§ **Stated problem**
Copy out every line containing the word "source".

Dataset listings of figures:

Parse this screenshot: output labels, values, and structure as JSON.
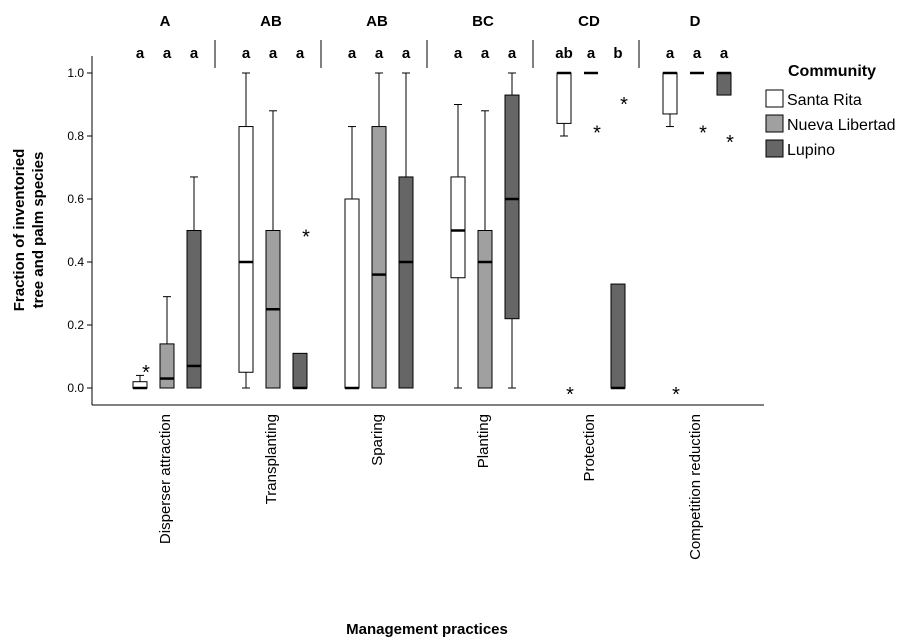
{
  "chart_data": {
    "type": "boxplot",
    "xlabel": "Management practices",
    "ylabel_line1": "Fraction of inventoried",
    "ylabel_line2": "tree and palm species",
    "ylim": [
      0,
      1.0
    ],
    "yticks": [
      "0.0",
      "0.2",
      "0.4",
      "0.6",
      "0.8",
      "1.0"
    ],
    "grid": false,
    "legend_position": "right",
    "legend": {
      "title": "Community",
      "entries": [
        {
          "name": "Santa Rita",
          "color": "#ffffff"
        },
        {
          "name": "Nueva Libertad",
          "color": "#a0a0a0"
        },
        {
          "name": "Lupino",
          "color": "#666666"
        }
      ]
    },
    "categories": [
      {
        "name": "Disperser attraction",
        "group": "A",
        "letters": [
          "a",
          "a",
          "a"
        ],
        "boxes": [
          {
            "min": 0.0,
            "q1": 0.0,
            "median": 0.0,
            "q3": 0.02,
            "max": 0.04,
            "outliers": [
              0.07
            ]
          },
          {
            "min": 0.0,
            "q1": 0.0,
            "median": 0.03,
            "q3": 0.14,
            "max": 0.29,
            "outliers": []
          },
          {
            "min": 0.0,
            "q1": 0.0,
            "median": 0.07,
            "q3": 0.5,
            "max": 0.67,
            "outliers": []
          }
        ]
      },
      {
        "name": "Transplanting",
        "group": "AB",
        "letters": [
          "a",
          "a",
          "a"
        ],
        "boxes": [
          {
            "min": 0.0,
            "q1": 0.05,
            "median": 0.4,
            "q3": 0.83,
            "max": 1.0,
            "outliers": []
          },
          {
            "min": 0.0,
            "q1": 0.0,
            "median": 0.25,
            "q3": 0.5,
            "max": 0.88,
            "outliers": []
          },
          {
            "min": 0.0,
            "q1": 0.0,
            "median": 0.0,
            "q3": 0.11,
            "max": 0.11,
            "outliers": [
              0.5
            ]
          }
        ]
      },
      {
        "name": "Sparing",
        "group": "AB",
        "letters": [
          "a",
          "a",
          "a"
        ],
        "boxes": [
          {
            "min": 0.0,
            "q1": 0.0,
            "median": 0.0,
            "q3": 0.6,
            "max": 0.83,
            "outliers": []
          },
          {
            "min": 0.0,
            "q1": 0.0,
            "median": 0.36,
            "q3": 0.83,
            "max": 1.0,
            "outliers": []
          },
          {
            "min": 0.0,
            "q1": 0.0,
            "median": 0.4,
            "q3": 0.67,
            "max": 1.0,
            "outliers": []
          }
        ]
      },
      {
        "name": "Planting",
        "group": "BC",
        "letters": [
          "a",
          "a",
          "a"
        ],
        "boxes": [
          {
            "min": 0.0,
            "q1": 0.35,
            "median": 0.5,
            "q3": 0.67,
            "max": 0.9,
            "outliers": []
          },
          {
            "min": 0.0,
            "q1": 0.0,
            "median": 0.4,
            "q3": 0.5,
            "max": 0.88,
            "outliers": []
          },
          {
            "min": 0.0,
            "q1": 0.22,
            "median": 0.6,
            "q3": 0.93,
            "max": 1.0,
            "outliers": []
          }
        ]
      },
      {
        "name": "Protection",
        "group": "CD",
        "letters": [
          "ab",
          "a",
          "b"
        ],
        "boxes": [
          {
            "min": 0.8,
            "q1": 0.84,
            "median": 1.0,
            "q3": 1.0,
            "max": 1.0,
            "outliers": [
              0.0
            ]
          },
          {
            "min": 1.0,
            "q1": 1.0,
            "median": 1.0,
            "q3": 1.0,
            "max": 1.0,
            "outliers": [
              0.83
            ]
          },
          {
            "min": 0.0,
            "q1": 0.0,
            "median": 0.0,
            "q3": 0.33,
            "max": 0.33,
            "outliers": [
              0.92
            ]
          }
        ]
      },
      {
        "name": "Competition reduction",
        "group": "D",
        "letters": [
          "a",
          "a",
          "a"
        ],
        "boxes": [
          {
            "min": 0.83,
            "q1": 0.87,
            "median": 1.0,
            "q3": 1.0,
            "max": 1.0,
            "outliers": [
              0.0
            ]
          },
          {
            "min": 1.0,
            "q1": 1.0,
            "median": 1.0,
            "q3": 1.0,
            "max": 1.0,
            "outliers": [
              0.83
            ]
          },
          {
            "min": 0.93,
            "q1": 0.93,
            "median": 1.0,
            "q3": 1.0,
            "max": 1.0,
            "outliers": [
              0.8
            ]
          }
        ]
      }
    ]
  }
}
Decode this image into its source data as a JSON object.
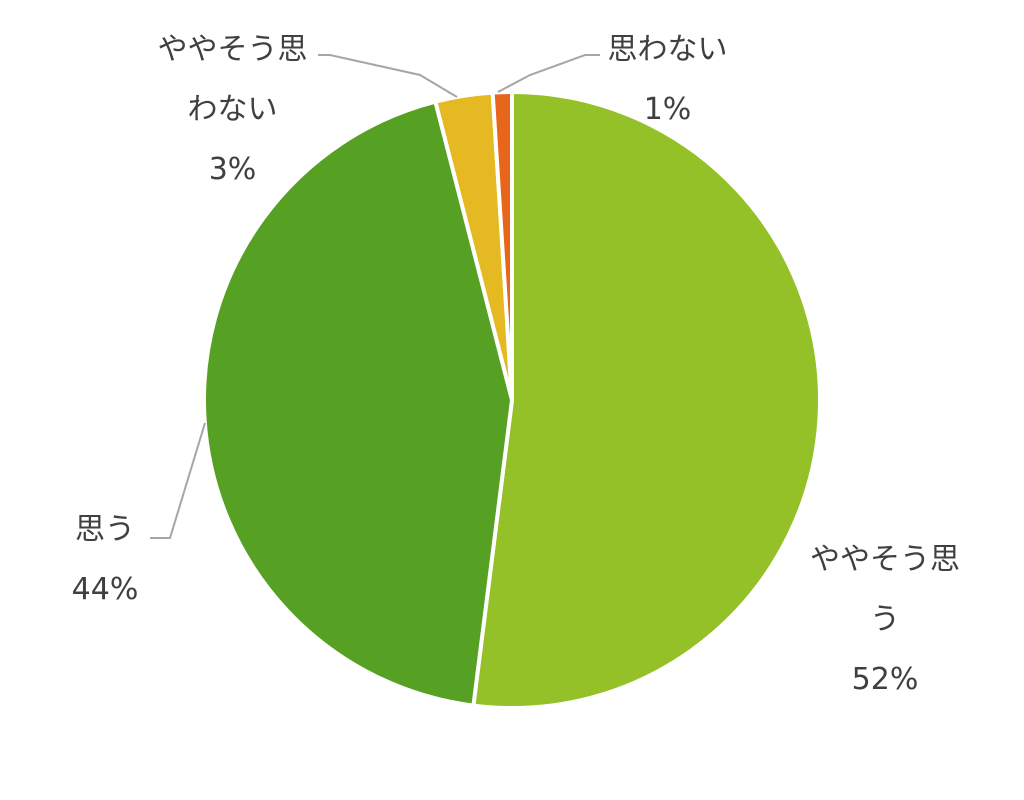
{
  "chart_data": {
    "type": "pie",
    "categories": [
      "ややそう思う",
      "思う",
      "ややそう思わない",
      "思わない"
    ],
    "values": [
      52,
      44,
      3,
      1
    ],
    "value_labels": [
      "52%",
      "44%",
      "3%",
      "1%"
    ],
    "colors": [
      "#93c127",
      "#56a023",
      "#e5b922",
      "#e8661b"
    ]
  }
}
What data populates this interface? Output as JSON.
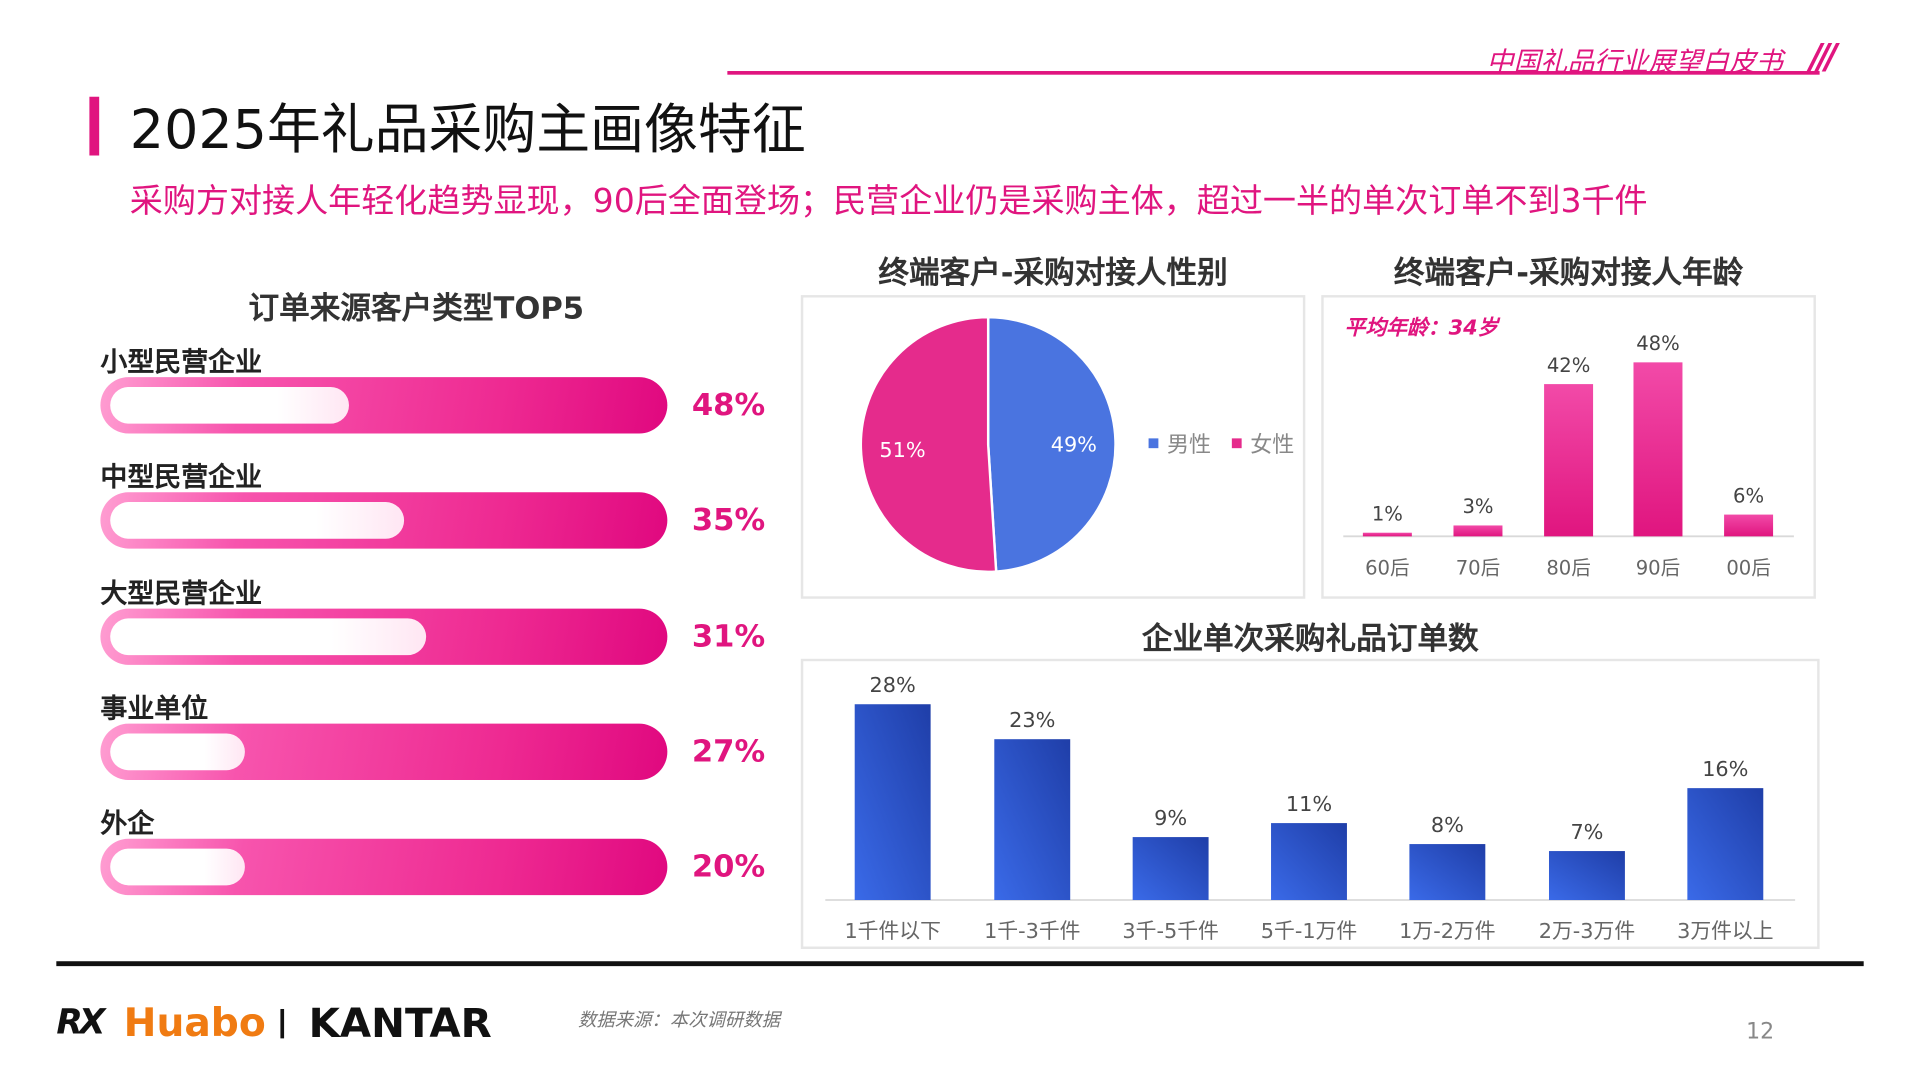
{
  "header": {
    "brand_title": "中国礼品行业展望白皮书",
    "title": "2025年礼品采购主画像特征",
    "subtitle": "采购方对接人年轻化趋势显现，90后全面登场；民营企业仍是采购主体，超过一半的单次订单不到3千件"
  },
  "colors": {
    "accent": "#e0157f",
    "male": "#4a74e0",
    "female": "#e52b8c",
    "bar_blue": "#2a4fc6"
  },
  "chart_data": [
    {
      "type": "bar",
      "title": "订单来源客户类型TOP5",
      "orientation": "horizontal",
      "categories": [
        "小型民营企业",
        "中型民营企业",
        "大型民营企业",
        "事业单位",
        "外企"
      ],
      "values": [
        48,
        35,
        31,
        27,
        20
      ],
      "labels": [
        "48%",
        "35%",
        "31%",
        "27%",
        "20%"
      ]
    },
    {
      "type": "pie",
      "title": "终端客户-采购对接人性别",
      "categories": [
        "男性",
        "女性"
      ],
      "values": [
        49,
        51
      ],
      "labels": [
        "49%",
        "51%"
      ],
      "legend": "right"
    },
    {
      "type": "bar",
      "title": "终端客户-采购对接人年龄",
      "annotation": "平均年龄：34岁",
      "categories": [
        "60后",
        "70后",
        "80后",
        "90后",
        "00后"
      ],
      "values": [
        1,
        3,
        42,
        48,
        6
      ],
      "labels": [
        "1%",
        "3%",
        "42%",
        "48%",
        "6%"
      ]
    },
    {
      "type": "bar",
      "title": "企业单次采购礼品订单数",
      "categories": [
        "1千件以下",
        "1千-3千件",
        "3千-5千件",
        "5千-1万件",
        "1万-2万件",
        "2万-3万件",
        "3万件以上"
      ],
      "values": [
        28,
        23,
        9,
        11,
        8,
        7,
        16
      ],
      "labels": [
        "28%",
        "23%",
        "9%",
        "11%",
        "8%",
        "7%",
        "16%"
      ]
    }
  ],
  "footer": {
    "logo_rx": "RX",
    "logo_huabo": "Huabo",
    "logo_kantar": "KANTAR",
    "source": "数据来源：本次调研数据",
    "page": "12"
  }
}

§ **Exercise result**
Decode this image into its source data as a JSON object.
    "source": "数据来源：本次调研数据",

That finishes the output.